Work instruction: Your task is to find every line of the data that holds the string "already" and copy it.

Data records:
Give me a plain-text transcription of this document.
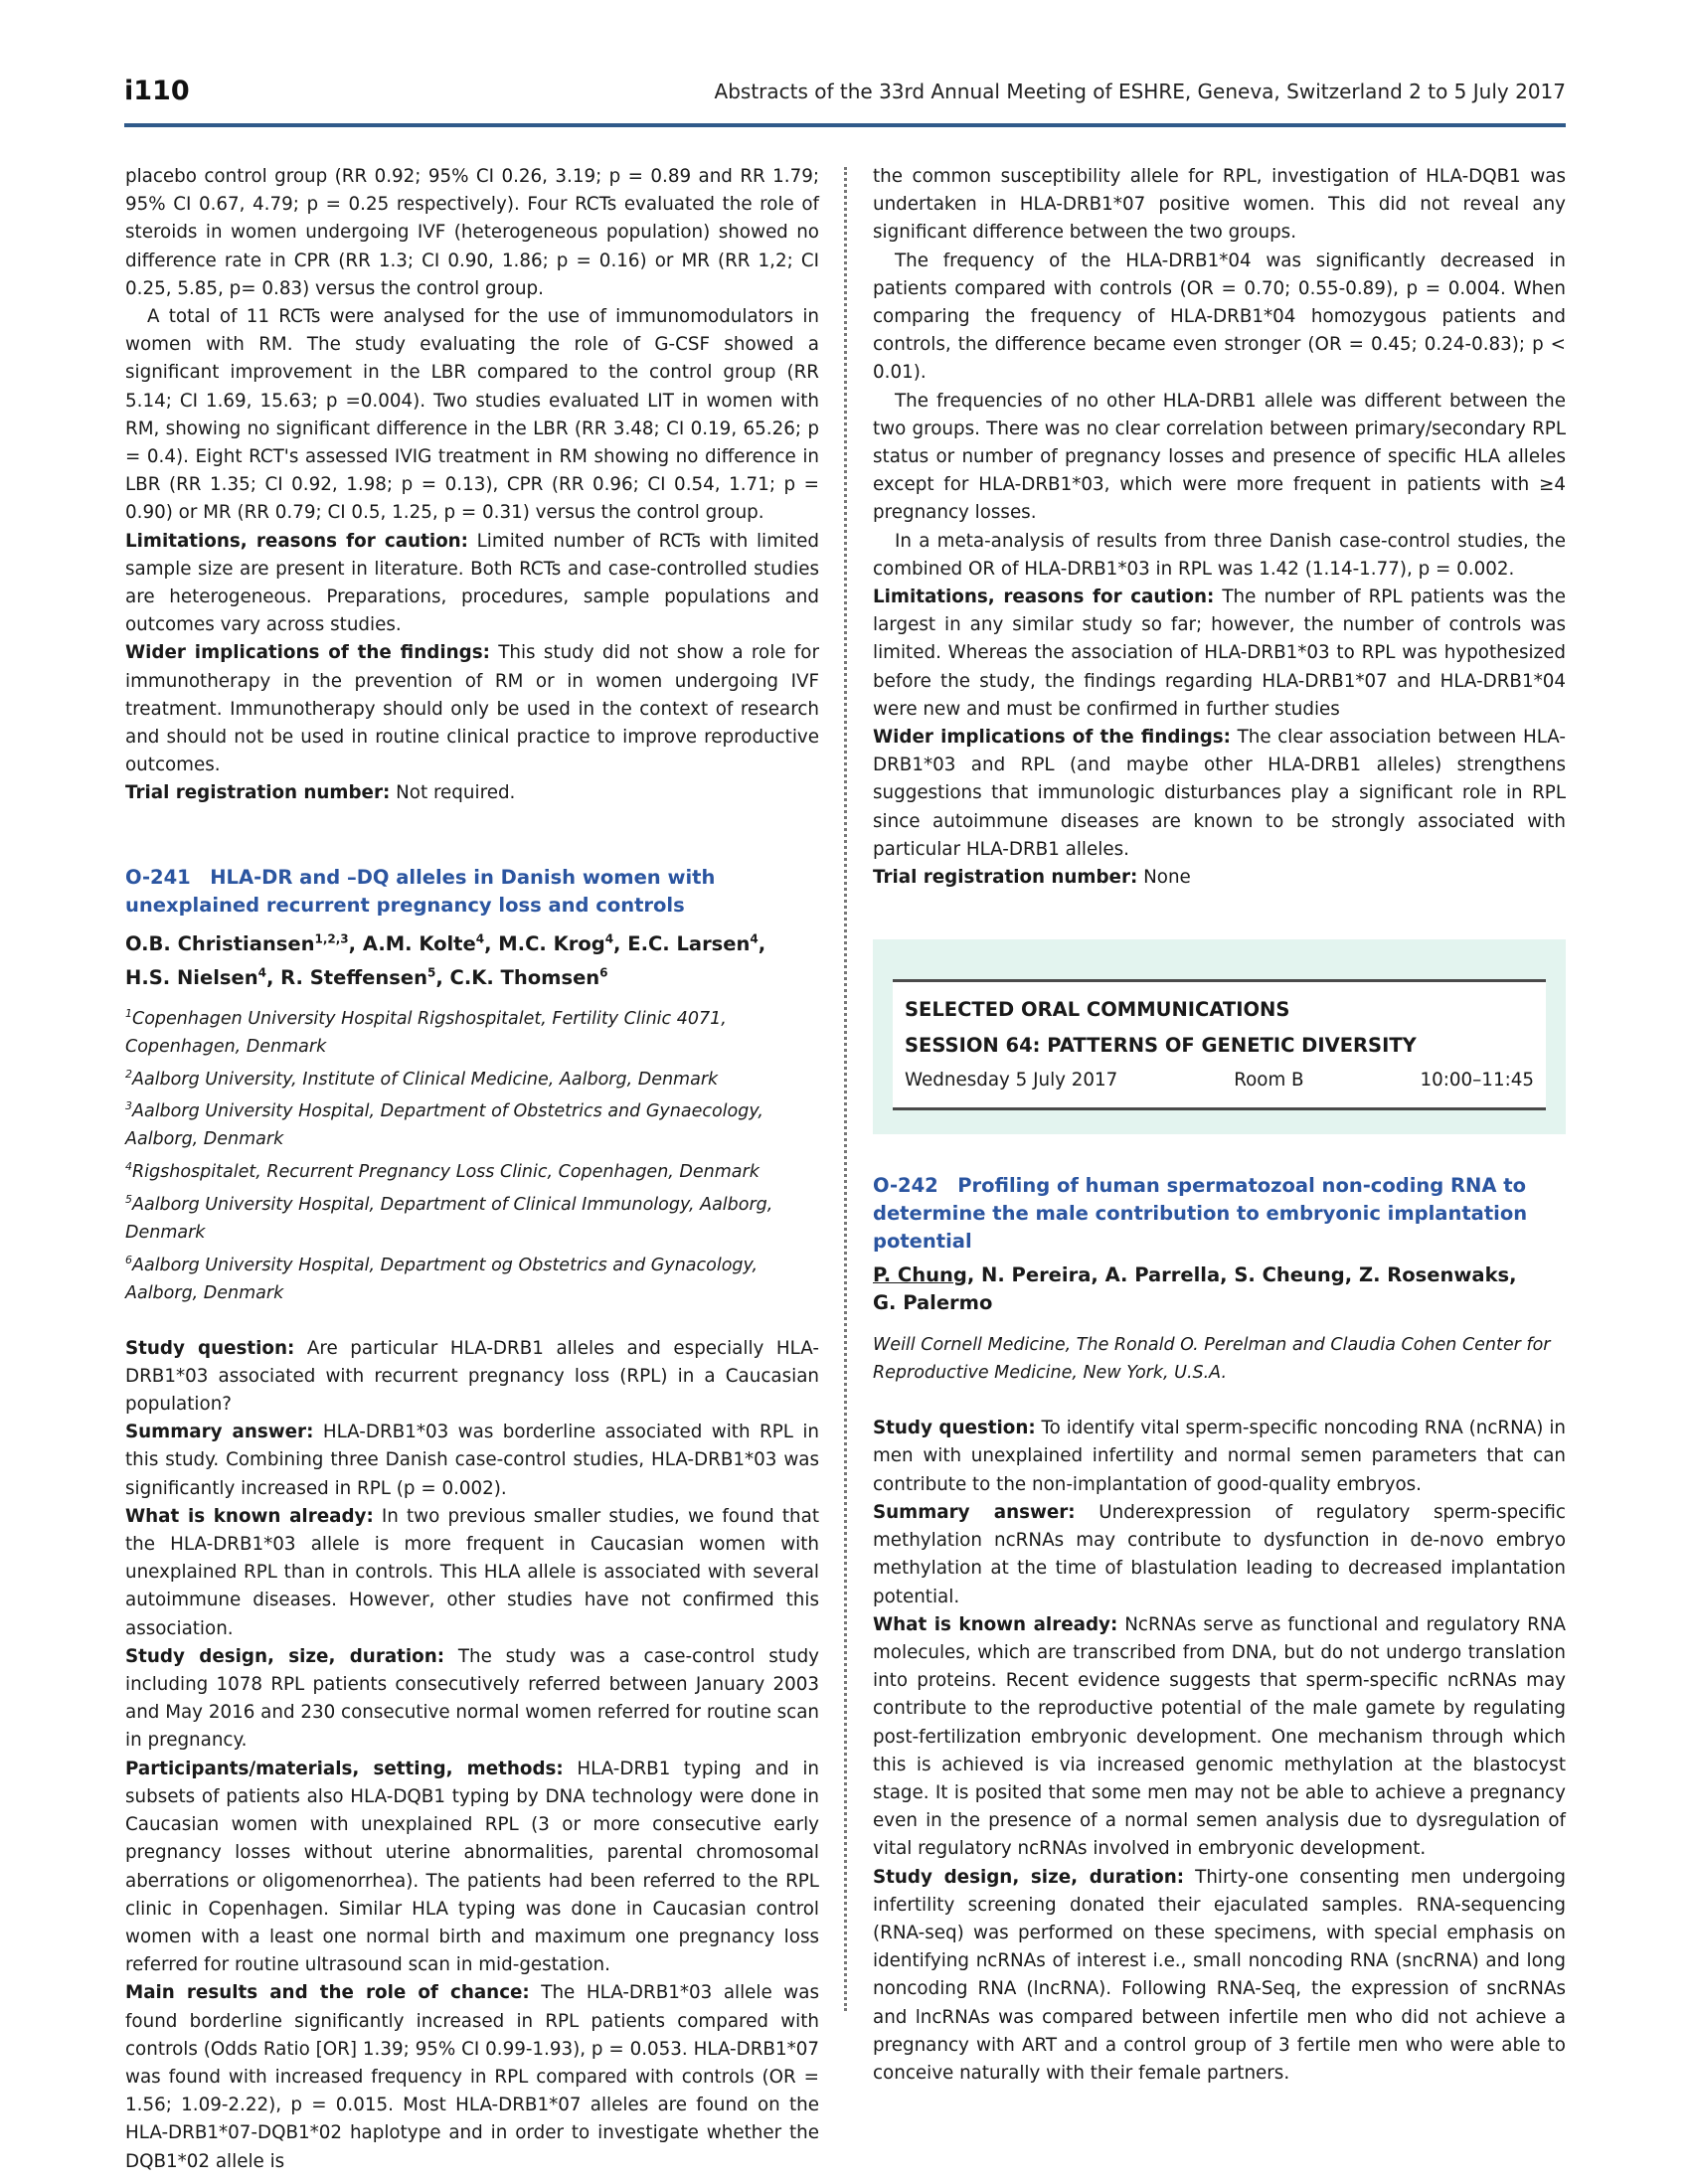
i110	Abstracts of the 33rd Annual Meeting of ESHRE, Geneva, Switzerland 2 to 5 July 2017

placebo control group (RR 0.92; 95% CI 0.26, 3.19; p = 0.89 and RR 1.79; 95% CI 0.67, 4.79; p = 0.25 respectively). Four RCTs evaluated the role of steroids in women undergoing IVF (heterogeneous population) showed no difference rate in CPR (RR 1.3; CI 0.90, 1.86; p = 0.16) or MR (RR 1,2; CI 0.25, 5.85, p= 0.83) versus the control group.

A total of 11 RCTs were analysed for the use of immunomodulators in women with RM. The study evaluating the role of G-CSF showed a significant improvement in the LBR compared to the control group (RR 5.14; CI 1.69, 15.63; p =0.004). Two studies evaluated LIT in women with RM, showing no significant difference in the LBR (RR 3.48; CI 0.19, 65.26; p = 0.4). Eight RCT's assessed IVIG treatment in RM showing no difference in LBR (RR 1.35; CI 0.92, 1.98; p = 0.13), CPR (RR 0.96; CI 0.54, 1.71; p = 0.90) or MR (RR 0.79; CI 0.5, 1.25, p = 0.31) versus the control group.

Limitations, reasons for caution: Limited number of RCTs with limited sample size are present in literature. Both RCTs and case-controlled studies are heterogeneous. Preparations, procedures, sample populations and outcomes vary across studies.

Wider implications of the findings: This study did not show a role for immunotherapy in the prevention of RM or in women undergoing IVF treatment. Immunotherapy should only be used in the context of research and should not be used in routine clinical practice to improve reproductive outcomes.

Trial registration number: Not required.

O-241 HLA-DR and –DQ alleles in Danish women with unexplained recurrent pregnancy loss and controls
O.B. Christiansen$^{1,2,3}$, A.M. Kolte$^4$, M.C. Krog$^4$, E.C. Larsen$^4$,
H.S. Nielsen$^4$, R. Steffensen$^5$, C.K. Thomsen$^6$
$^1$Copenhagen University Hospital Rigshospitalet, Fertility Clinic 4071, Copenhagen, Denmark
$^2$Aalborg University, Institute of Clinical Medicine, Aalborg, Denmark
$^3$Aalborg University Hospital, Department of Obstetrics and Gynaecology, Aalborg, Denmark
$^4$Rigshospitalet, Recurrent Pregnancy Loss Clinic, Copenhagen, Denmark
$^5$Aalborg University Hospital, Department of Clinical Immunology, Aalborg, Denmark
$^6$Aalborg University Hospital, Department og Obstetrics and Gynacology, Aalborg, Denmark

Study question: Are particular HLA-DRB1 alleles and especially HLA-DRB1*03 associated with recurrent pregnancy loss (RPL) in a Caucasian population?

Summary answer: HLA-DRB1*03 was borderline associated with RPL in this study. Combining three Danish case-control studies, HLA-DRB1*03 was significantly increased in RPL (p = 0.002).

What is known already: In two previous smaller studies, we found that the HLA-DRB1*03 allele is more frequent in Caucasian women with unexplained RPL than in controls. This HLA allele is associated with several autoimmune diseases. However, other studies have not confirmed this association.

Study design, size, duration: The study was a case-control study including 1078 RPL patients consecutively referred between January 2003 and May 2016 and 230 consecutive normal women referred for routine scan in pregnancy.

Participants/materials, setting, methods: HLA-DRB1 typing and in subsets of patients also HLA-DQB1 typing by DNA technology were done in Caucasian women with unexplained RPL (3 or more consecutive early pregnancy losses without uterine abnormalities, parental chromosomal aberrations or oligomenorrhea). The patients had been referred to the RPL clinic in Copenhagen. Similar HLA typing was done in Caucasian control women with a least one normal birth and maximum one pregnancy loss referred for routine ultrasound scan in mid-gestation.

Main results and the role of chance: The HLA-DRB1*03 allele was found borderline significantly increased in RPL patients compared with controls (Odds Ratio [OR] 1.39; 95% CI 0.99-1.93), p = 0.053. HLA-DRB1*07 was found with increased frequency in RPL compared with controls (OR = 1.56; 1.09-2.22), p = 0.015. Most HLA-DRB1*07 alleles are found on the HLA-DRB1*07-DQB1*02 haplotype and in order to investigate whether the DQB1*02 allele is

the common susceptibility allele for RPL, investigation of HLA-DQB1 was undertaken in HLA-DRB1*07 positive women. This did not reveal any significant difference between the two groups.

The frequency of the HLA-DRB1*04 was significantly decreased in patients compared with controls (OR = 0.70; 0.55-0.89), p = 0.004. When comparing the frequency of HLA-DRB1*04 homozygous patients and controls, the difference became even stronger (OR = 0.45; 0.24-0.83); p < 0.01).

The frequencies of no other HLA-DRB1 allele was different between the two groups. There was no clear correlation between primary/secondary RPL status or number of pregnancy losses and presence of specific HLA alleles except for HLA-DRB1*03, which were more frequent in patients with ≥4 pregnancy losses.

In a meta-analysis of results from three Danish case-control studies, the combined OR of HLA-DRB1*03 in RPL was 1.42 (1.14-1.77), p = 0.002.

Limitations, reasons for caution: The number of RPL patients was the largest in any similar study so far; however, the number of controls was limited. Whereas the association of HLA-DRB1*03 to RPL was hypothesized before the study, the findings regarding HLA-DRB1*07 and HLA-DRB1*04 were new and must be confirmed in further studies

Wider implications of the findings: The clear association between HLA-DRB1*03 and RPL (and maybe other HLA-DRB1 alleles) strengthens suggestions that immunologic disturbances play a significant role in RPL since autoimmune diseases are known to be strongly associated with particular HLA-DRB1 alleles.

Trial registration number: None

SELECTED ORAL COMMUNICATIONS
SESSION 64: PATTERNS OF GENETIC DIVERSITY
Wednesday 5 July 2017	Room B	10:00–11:45
O-242 Profiling of human spermatozoal non-coding RNA to determine the male contribution to embryonic implantation potential
P. Chung, N. Pereira, A. Parrella, S. Cheung, Z. Rosenwaks,
G. Palermo
Weill Cornell Medicine, The Ronald O. Perelman and Claudia Cohen Center for Reproductive Medicine, New York, U.S.A.

Study question: To identify vital sperm-specific noncoding RNA (ncRNA) in men with unexplained infertility and normal semen parameters that can contribute to the non-implantation of good-quality embryos.

Summary answer: Underexpression of regulatory sperm-specific methylation ncRNAs may contribute to dysfunction in de-novo embryo methylation at the time of blastulation leading to decreased implantation potential.

What is known already: NcRNAs serve as functional and regulatory RNA molecules, which are transcribed from DNA, but do not undergo translation into proteins. Recent evidence suggests that sperm-specific ncRNAs may contribute to the reproductive potential of the male gamete by regulating post-fertilization embryonic development. One mechanism through which this is achieved is via increased genomic methylation at the blastocyst stage. It is posited that some men may not be able to achieve a pregnancy even in the presence of a normal semen analysis due to dysregulation of vital regulatory ncRNAs involved in embryonic development.

Study design, size, duration: Thirty-one consenting men undergoing infertility screening donated their ejaculated samples. RNA-sequencing (RNA-seq) was performed on these specimens, with special emphasis on identifying ncRNAs of interest i.e., small noncoding RNA (sncRNA) and long noncoding RNA (lncRNA). Following RNA-Seq, the expression of sncRNAs and lncRNAs was compared between infertile men who did not achieve a pregnancy with ART and a control group of 3 fertile men who were able to conceive naturally with their female partners.
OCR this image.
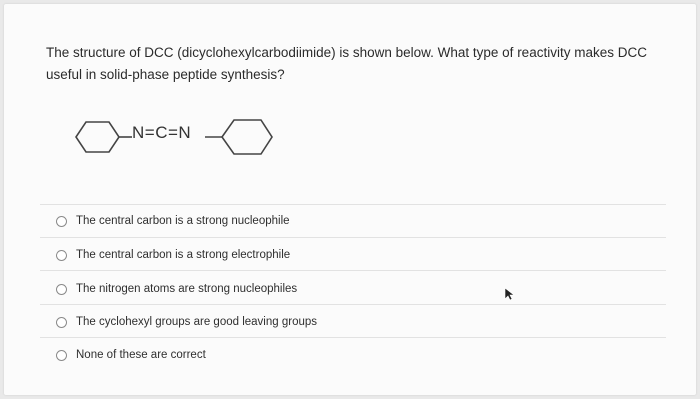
The structure of DCC (dicyclohexylcarbodiimide) is shown below. What type of reactivity makes DCC useful in solid-phase peptide synthesis?
N=C=N
The central carbon is a strong nucleophile
The central carbon is a strong electrophile
The nitrogen atoms are strong nucleophiles
The cyclohexyl groups are good leaving groups
None of these are correct
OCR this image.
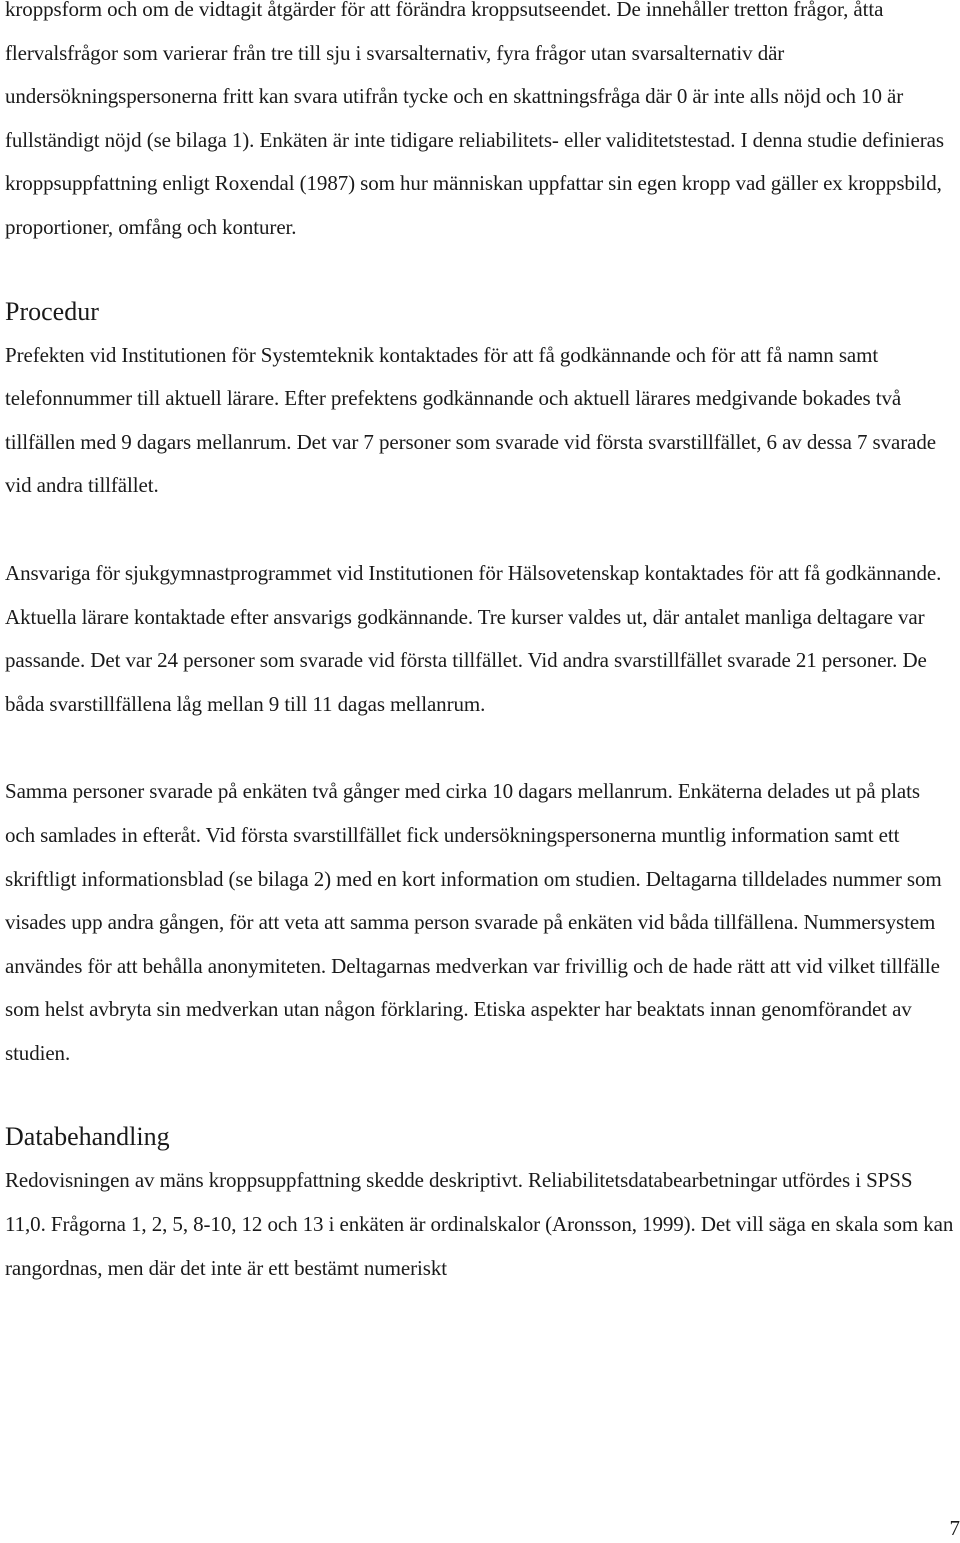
kroppsform och om de vidtagit åtgärder för att förändra kroppsutseendet. De innehåller tretton frågor, åtta flervalsfrågor som varierar från tre till sju i svarsalternativ, fyra frågor utan svarsalternativ där undersökningspersonerna fritt kan svara utifrån tycke och en skattningsfråga där 0 är inte alls nöjd och 10 är fullständigt nöjd (se bilaga 1). Enkäten är inte tidigare reliabilitets- eller validitetstestad. I denna studie definieras kroppsuppfattning enligt Roxendal (1987) som hur människan uppfattar sin egen kropp vad gäller ex kroppsbild, proportioner, omfång och konturer.

Procedur

Prefekten vid Institutionen för Systemteknik kontaktades för att få godkännande och för att få namn samt telefonnummer till aktuell lärare. Efter prefektens godkännande och aktuell lärares medgivande bokades två tillfällen med 9 dagars mellanrum. Det var 7 personer som svarade vid första svarstillfället, 6 av dessa 7 svarade vid andra tillfället.

Ansvariga för sjukgymnastprogrammet vid Institutionen för Hälsovetenskap kontaktades för att få godkännande. Aktuella lärare kontaktade efter ansvarigs godkännande. Tre kurser valdes ut, där antalet manliga deltagare var passande. Det var 24 personer som svarade vid första tillfället. Vid andra svarstillfället svarade 21 personer. De båda svarstillfällena låg mellan 9 till 11 dagas mellanrum.

Samma personer svarade på enkäten två gånger med cirka 10 dagars mellanrum. Enkäterna delades ut på plats och samlades in efteråt. Vid första svarstillfället fick undersökningspersonerna muntlig information samt ett skriftligt informationsblad (se bilaga 2) med en kort information om studien. Deltagarna tilldelades nummer som visades upp andra gången, för att veta att samma person svarade på enkäten vid båda tillfällena. Nummersystem användes för att behålla anonymiteten. Deltagarnas medverkan var frivillig och de hade rätt att vid vilket tillfälle som helst avbryta sin medverkan utan någon förklaring. Etiska aspekter har beaktats innan genomförandet av studien.

Databehandling

Redovisningen av mäns kroppsuppfattning skedde deskriptivt. Reliabilitetsdatabearbetningar utfördes i SPSS 11,0. Frågorna 1, 2, 5, 8-10, 12 och 13 i enkäten är ordinalskalor (Aronsson, 1999). Det vill säga en skala som kan rangordnas, men där det inte är ett bestämt numeriskt

7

Task result:
What is known already: In two previous smaller studies, we found that the HLA-DRB1*03 allele is more frequent in Caucasian women with unexplained RPL than in controls. This HLA allele is associated with several autoimmune diseases. However, other studies have not confirmed this association.
What is known already: NcRNAs serve as functional and regulatory RNA molecules, which are transcribed from DNA, but do not undergo translation into proteins. Recent evidence suggests that sperm-specific ncRNAs may contribute to the reproductive potential of the male gamete by regulating post-fertilization embryonic development. One mechanism through which this is achieved is via increased genomic methylation at the blastocyst stage. It is posited that some men may not be able to achieve a pregnancy even in the presence of a normal semen analysis due to dysregulation of vital regulatory ncRNAs involved in embryonic development.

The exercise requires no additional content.